Starting at the first line of the records and ending at the line containing "legend-item-decisionTree: decisionTree <box>424", lay out those lines as a JSON list of strings, one string per line, leaving out any blank lines.
== RECORD EXTRACTS ==
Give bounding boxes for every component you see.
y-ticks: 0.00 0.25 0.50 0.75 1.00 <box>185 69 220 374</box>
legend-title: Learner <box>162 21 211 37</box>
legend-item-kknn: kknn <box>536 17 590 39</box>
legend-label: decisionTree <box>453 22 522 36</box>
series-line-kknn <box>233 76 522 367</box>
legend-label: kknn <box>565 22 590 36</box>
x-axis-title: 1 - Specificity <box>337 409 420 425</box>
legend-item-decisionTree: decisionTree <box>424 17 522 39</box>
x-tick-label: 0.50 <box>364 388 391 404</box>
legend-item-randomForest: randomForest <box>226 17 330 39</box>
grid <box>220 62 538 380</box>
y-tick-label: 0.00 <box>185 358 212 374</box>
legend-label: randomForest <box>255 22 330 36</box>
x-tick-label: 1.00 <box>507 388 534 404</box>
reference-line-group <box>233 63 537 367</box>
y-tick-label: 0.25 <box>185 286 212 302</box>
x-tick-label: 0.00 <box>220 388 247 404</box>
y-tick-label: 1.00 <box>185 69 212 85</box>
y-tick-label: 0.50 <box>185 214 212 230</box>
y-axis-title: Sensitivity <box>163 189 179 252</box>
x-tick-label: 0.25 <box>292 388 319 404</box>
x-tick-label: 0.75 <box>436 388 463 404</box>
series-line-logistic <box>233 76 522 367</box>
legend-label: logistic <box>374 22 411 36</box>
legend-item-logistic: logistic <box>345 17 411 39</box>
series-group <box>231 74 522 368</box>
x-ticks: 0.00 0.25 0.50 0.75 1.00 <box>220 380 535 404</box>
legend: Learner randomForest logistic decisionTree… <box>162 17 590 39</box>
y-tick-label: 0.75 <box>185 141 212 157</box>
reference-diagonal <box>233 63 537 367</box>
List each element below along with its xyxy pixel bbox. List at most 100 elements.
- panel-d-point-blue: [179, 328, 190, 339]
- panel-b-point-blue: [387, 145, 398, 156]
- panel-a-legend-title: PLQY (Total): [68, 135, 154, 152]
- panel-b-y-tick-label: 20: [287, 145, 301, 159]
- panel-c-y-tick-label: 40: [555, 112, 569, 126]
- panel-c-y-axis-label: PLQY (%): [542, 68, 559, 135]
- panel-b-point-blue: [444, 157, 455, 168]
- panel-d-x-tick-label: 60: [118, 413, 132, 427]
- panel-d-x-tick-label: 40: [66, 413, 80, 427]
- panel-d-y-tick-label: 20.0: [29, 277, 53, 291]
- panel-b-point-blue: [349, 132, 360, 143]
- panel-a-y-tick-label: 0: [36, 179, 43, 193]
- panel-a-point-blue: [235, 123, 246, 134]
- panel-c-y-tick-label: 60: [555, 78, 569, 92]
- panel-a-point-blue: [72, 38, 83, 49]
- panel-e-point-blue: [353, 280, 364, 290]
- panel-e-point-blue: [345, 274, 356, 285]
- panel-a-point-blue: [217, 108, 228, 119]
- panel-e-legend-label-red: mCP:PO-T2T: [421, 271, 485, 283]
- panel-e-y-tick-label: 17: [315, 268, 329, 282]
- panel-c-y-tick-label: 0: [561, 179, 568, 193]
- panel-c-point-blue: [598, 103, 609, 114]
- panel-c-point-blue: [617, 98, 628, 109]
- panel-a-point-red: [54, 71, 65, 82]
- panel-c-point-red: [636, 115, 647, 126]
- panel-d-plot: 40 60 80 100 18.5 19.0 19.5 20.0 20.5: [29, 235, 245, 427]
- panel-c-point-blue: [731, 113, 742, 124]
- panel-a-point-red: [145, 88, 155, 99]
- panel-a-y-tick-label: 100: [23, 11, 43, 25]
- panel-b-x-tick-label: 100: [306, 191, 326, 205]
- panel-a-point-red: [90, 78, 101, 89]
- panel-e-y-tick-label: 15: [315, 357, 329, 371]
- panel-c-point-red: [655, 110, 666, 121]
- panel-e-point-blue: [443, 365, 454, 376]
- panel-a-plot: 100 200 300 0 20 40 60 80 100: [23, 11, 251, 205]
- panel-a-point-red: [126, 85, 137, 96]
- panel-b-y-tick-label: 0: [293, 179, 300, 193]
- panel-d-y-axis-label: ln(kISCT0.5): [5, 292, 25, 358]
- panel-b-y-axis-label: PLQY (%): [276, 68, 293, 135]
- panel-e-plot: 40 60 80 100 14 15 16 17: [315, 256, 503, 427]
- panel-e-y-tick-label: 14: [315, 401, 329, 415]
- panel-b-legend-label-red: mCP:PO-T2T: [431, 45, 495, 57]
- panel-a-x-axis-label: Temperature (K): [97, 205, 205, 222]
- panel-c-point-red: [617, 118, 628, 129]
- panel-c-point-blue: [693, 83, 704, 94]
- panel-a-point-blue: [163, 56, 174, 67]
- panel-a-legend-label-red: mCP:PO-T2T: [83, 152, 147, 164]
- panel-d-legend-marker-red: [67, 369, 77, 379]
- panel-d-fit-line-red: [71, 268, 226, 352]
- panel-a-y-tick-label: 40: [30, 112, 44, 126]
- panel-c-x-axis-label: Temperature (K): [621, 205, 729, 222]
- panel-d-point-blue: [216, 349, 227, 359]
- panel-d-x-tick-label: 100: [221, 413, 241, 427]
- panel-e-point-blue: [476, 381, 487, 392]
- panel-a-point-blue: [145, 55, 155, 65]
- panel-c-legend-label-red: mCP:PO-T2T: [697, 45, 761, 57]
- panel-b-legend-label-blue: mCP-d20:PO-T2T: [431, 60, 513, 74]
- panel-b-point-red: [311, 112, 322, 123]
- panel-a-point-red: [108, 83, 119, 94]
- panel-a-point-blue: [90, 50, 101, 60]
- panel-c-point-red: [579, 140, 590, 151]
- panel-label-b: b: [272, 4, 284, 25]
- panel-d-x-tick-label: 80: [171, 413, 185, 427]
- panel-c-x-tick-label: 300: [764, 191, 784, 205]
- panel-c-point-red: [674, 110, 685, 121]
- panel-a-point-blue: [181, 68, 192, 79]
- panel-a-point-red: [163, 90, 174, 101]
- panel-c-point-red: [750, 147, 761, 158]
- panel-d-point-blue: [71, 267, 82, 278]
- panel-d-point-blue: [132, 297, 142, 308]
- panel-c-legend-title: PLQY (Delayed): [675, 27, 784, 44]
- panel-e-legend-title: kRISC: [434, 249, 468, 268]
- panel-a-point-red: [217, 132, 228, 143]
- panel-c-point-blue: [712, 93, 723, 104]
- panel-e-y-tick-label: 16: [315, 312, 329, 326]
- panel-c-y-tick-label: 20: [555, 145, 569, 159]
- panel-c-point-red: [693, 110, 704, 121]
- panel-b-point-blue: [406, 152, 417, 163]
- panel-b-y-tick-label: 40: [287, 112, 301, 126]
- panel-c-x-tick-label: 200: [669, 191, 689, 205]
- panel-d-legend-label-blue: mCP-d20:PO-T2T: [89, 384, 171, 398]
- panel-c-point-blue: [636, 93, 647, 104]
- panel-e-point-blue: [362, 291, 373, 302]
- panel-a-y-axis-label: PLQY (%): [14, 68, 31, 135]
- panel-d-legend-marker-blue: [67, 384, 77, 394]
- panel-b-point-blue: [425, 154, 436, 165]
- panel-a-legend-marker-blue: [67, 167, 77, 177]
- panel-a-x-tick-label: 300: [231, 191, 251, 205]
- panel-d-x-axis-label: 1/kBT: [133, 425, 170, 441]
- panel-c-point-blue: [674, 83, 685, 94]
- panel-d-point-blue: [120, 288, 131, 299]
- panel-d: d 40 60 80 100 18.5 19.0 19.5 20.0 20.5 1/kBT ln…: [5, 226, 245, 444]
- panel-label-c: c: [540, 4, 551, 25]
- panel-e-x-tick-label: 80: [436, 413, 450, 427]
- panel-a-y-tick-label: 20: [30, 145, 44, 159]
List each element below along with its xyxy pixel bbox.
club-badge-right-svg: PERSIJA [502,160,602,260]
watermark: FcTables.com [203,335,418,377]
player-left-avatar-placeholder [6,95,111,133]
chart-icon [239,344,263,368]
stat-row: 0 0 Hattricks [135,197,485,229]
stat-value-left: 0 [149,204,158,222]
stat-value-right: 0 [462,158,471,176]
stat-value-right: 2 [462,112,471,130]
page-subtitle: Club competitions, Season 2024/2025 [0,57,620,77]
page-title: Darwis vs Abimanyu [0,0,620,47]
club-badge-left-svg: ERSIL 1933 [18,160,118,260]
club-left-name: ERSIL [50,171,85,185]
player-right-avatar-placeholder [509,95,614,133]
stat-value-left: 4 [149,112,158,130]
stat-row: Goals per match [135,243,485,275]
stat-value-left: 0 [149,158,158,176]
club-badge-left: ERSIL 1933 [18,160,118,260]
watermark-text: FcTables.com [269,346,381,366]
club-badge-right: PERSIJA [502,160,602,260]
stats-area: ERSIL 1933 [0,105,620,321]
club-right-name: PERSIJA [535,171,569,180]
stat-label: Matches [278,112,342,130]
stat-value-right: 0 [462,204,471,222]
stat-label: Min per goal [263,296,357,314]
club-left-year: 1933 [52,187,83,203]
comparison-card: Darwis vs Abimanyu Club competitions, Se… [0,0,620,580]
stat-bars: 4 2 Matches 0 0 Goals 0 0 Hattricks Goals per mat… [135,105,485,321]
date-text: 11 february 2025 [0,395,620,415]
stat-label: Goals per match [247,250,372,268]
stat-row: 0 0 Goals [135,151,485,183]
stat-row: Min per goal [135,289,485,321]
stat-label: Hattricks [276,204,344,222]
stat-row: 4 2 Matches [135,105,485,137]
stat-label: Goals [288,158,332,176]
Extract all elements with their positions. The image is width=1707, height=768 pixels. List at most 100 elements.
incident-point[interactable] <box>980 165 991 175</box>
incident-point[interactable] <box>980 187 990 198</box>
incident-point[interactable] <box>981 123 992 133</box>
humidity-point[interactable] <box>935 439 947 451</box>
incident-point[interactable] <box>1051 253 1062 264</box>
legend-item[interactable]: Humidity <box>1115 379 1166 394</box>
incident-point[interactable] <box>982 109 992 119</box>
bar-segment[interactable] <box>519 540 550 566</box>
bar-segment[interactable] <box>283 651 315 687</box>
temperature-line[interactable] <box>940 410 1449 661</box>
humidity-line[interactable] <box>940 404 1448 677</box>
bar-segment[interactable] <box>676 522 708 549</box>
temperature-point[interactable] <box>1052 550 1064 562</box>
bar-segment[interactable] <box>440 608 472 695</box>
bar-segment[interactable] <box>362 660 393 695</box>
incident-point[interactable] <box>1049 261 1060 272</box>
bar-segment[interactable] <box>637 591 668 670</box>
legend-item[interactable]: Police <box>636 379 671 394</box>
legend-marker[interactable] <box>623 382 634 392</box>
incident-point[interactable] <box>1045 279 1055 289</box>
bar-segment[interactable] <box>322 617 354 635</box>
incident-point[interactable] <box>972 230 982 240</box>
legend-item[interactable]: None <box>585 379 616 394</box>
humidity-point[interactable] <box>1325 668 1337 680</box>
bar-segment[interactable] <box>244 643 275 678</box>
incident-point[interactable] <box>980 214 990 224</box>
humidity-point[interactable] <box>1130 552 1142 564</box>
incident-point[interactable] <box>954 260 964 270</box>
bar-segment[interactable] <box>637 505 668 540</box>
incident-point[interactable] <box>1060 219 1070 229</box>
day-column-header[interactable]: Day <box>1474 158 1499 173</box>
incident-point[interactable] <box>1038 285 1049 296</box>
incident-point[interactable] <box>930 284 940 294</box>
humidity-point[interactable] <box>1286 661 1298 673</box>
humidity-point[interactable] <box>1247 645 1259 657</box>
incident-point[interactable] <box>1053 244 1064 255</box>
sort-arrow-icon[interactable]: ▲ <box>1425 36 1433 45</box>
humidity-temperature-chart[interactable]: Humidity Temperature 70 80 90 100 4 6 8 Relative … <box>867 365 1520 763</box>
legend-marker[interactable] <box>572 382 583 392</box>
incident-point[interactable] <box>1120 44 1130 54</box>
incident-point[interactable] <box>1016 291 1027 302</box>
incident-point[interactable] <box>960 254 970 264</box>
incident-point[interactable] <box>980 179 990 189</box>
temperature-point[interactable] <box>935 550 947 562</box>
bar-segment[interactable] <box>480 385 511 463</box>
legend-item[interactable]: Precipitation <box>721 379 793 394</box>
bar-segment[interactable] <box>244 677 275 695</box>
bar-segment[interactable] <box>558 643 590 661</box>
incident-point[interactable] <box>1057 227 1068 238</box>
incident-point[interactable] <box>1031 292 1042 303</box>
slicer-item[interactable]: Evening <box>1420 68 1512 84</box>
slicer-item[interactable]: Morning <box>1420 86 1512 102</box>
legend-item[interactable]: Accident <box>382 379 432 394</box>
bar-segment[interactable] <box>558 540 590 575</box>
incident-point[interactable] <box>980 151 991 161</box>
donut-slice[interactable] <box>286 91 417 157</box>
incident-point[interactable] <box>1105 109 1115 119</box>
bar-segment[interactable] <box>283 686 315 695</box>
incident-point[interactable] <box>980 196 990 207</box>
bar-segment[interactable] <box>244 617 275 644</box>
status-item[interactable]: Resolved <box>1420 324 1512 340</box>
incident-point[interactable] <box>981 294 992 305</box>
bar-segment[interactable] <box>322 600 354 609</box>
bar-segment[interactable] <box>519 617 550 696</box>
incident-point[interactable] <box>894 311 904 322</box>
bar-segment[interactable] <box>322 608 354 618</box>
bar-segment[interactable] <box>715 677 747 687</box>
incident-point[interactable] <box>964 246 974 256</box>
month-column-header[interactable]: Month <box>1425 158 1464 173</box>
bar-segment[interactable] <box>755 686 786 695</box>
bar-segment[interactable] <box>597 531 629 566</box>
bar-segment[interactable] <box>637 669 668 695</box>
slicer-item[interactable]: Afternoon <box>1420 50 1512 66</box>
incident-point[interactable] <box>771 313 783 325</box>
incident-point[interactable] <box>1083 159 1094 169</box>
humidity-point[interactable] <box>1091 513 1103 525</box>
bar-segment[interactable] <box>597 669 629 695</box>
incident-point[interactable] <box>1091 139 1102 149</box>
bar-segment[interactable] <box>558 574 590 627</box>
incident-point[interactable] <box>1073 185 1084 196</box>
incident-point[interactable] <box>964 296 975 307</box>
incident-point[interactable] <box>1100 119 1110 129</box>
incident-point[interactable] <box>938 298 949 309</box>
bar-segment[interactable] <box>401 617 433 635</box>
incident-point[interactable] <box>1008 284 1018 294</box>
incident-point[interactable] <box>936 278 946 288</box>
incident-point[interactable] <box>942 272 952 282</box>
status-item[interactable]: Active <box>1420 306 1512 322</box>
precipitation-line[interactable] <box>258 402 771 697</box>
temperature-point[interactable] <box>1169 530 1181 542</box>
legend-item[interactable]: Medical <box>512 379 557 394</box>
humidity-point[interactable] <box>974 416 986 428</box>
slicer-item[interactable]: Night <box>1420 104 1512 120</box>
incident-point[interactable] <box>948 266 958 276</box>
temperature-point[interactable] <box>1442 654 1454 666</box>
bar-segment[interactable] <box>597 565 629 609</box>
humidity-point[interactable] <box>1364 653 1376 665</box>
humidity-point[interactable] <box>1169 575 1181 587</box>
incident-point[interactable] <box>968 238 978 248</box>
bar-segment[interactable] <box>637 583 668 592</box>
===
» ANSWER TO THE EXERCISE
[
  "Give bounding boxes for every component you see.",
  "y-ticks: 0.00 0.25 0.50 0.75 1.00 <box>185 69 220 374</box>",
  "legend-title: Learner <box>162 21 211 37</box>",
  "legend-item-kknn: kknn <box>536 17 590 39</box>",
  "legend-label: decisionTree <box>453 22 522 36</box>",
  "series-line-kknn <box>233 76 522 367</box>",
  "legend-label: kknn <box>565 22 590 36</box>",
  "x-axis-title: 1 - Specificity <box>337 409 420 425</box>",
  "legend-item-decisionTree: decisionTree <box>424 17 522 39</box>"
]